▶ **WHAT YOU NEED TO DO**: List each line of the data that holds the word "Dashboard".

▶ **EXTRACTED DATA**:
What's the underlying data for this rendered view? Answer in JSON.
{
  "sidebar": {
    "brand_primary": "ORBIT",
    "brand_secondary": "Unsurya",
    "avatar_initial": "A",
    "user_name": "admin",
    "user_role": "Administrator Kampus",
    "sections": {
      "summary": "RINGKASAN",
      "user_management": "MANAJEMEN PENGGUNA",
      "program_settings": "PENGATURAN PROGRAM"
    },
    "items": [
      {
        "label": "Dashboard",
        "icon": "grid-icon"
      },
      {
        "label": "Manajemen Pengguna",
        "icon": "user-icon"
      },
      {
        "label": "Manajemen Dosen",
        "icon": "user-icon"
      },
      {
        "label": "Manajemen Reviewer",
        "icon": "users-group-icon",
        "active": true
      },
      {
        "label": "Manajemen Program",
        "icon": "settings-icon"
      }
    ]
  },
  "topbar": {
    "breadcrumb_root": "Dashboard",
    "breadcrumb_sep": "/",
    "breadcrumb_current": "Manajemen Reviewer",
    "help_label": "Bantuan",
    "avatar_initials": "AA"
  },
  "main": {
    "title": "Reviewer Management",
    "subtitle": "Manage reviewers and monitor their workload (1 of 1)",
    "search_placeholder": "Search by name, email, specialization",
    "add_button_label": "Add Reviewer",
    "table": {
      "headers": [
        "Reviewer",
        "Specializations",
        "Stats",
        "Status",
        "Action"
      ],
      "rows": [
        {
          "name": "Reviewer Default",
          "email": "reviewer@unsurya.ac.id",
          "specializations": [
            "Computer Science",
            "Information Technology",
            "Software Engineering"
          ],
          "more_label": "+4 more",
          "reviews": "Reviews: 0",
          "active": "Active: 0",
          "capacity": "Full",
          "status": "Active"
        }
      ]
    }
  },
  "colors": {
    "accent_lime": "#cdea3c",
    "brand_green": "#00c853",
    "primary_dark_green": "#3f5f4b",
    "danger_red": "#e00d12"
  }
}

▶ **TASK OUTPUT**:
        "label": "Dashboard",
    "breadcrumb_root": "Dashboard",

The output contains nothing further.